[Stored records]
....
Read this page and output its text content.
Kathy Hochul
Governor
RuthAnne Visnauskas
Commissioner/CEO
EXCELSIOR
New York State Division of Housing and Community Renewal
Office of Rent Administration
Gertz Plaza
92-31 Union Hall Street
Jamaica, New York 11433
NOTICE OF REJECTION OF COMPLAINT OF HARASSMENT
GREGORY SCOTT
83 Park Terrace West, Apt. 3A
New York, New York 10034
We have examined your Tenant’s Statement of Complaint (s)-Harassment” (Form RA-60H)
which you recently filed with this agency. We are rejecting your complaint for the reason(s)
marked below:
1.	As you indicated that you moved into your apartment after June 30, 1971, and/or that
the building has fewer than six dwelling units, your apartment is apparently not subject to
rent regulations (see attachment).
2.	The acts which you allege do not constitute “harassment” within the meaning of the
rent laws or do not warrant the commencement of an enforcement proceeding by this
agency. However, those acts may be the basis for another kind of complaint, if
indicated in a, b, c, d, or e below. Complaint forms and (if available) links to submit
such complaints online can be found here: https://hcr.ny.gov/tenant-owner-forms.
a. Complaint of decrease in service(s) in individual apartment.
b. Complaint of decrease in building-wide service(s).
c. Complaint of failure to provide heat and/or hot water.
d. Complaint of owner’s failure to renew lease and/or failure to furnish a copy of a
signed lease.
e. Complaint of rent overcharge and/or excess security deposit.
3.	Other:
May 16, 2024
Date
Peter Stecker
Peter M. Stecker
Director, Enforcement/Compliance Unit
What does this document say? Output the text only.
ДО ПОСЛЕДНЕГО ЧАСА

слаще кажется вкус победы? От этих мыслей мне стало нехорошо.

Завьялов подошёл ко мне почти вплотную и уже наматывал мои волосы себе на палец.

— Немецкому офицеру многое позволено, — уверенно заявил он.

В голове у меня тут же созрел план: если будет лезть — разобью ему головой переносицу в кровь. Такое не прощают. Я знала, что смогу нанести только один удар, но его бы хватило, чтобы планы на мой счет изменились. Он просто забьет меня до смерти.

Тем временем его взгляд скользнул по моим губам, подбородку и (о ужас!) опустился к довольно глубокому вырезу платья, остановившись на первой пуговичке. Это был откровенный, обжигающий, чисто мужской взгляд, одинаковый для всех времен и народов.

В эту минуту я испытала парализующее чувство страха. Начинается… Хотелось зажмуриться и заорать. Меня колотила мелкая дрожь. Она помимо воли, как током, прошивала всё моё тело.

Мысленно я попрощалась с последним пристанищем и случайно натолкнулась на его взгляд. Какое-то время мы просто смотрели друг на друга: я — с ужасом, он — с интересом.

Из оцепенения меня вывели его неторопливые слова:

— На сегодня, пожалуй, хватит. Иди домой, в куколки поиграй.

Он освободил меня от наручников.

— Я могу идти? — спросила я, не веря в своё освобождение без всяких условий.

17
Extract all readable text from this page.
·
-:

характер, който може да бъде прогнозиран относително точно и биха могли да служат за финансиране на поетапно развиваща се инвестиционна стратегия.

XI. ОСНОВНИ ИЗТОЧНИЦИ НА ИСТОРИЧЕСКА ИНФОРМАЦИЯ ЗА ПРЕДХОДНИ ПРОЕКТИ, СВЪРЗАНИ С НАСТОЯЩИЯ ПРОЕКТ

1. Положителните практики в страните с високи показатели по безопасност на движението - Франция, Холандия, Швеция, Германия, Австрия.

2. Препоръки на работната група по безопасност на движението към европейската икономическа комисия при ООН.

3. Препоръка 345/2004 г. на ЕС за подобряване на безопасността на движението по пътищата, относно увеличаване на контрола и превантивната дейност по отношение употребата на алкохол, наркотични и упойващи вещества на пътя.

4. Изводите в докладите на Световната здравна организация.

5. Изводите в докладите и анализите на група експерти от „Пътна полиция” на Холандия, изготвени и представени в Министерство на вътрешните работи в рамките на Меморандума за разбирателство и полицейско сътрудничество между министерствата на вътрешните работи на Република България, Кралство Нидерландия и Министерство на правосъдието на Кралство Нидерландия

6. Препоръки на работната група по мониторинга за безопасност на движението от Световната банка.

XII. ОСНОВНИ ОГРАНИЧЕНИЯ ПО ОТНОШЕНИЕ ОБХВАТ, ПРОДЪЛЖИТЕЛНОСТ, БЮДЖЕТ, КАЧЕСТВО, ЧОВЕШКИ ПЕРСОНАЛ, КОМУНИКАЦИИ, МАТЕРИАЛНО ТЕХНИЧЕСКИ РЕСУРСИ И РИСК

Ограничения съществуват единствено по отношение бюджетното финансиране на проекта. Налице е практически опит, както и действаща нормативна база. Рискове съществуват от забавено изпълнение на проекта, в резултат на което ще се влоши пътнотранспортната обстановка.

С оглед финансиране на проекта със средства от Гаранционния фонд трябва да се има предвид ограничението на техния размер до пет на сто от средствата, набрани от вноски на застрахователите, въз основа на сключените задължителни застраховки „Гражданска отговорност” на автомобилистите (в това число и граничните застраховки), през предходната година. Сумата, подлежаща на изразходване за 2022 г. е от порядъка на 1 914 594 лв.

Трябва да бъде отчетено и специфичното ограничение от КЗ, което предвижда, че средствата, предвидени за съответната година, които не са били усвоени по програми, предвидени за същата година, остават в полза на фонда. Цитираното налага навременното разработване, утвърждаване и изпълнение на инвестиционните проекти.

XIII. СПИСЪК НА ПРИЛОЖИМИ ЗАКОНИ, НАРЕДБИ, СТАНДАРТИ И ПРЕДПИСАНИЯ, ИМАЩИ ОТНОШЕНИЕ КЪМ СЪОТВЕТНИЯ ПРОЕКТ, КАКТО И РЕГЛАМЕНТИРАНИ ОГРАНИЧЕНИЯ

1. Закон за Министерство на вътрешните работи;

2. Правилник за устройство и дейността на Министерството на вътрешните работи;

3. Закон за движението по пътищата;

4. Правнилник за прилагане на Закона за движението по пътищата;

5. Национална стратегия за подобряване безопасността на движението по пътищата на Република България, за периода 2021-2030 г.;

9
....
Requirement – Which lines of the data above contain "Световната"? Copy each one.

Response to this task –
4. Изводите в докладите на Световната здравна организация.
6. Препоръки на работната група по мониторинга за безопасност на движението от Световната банка.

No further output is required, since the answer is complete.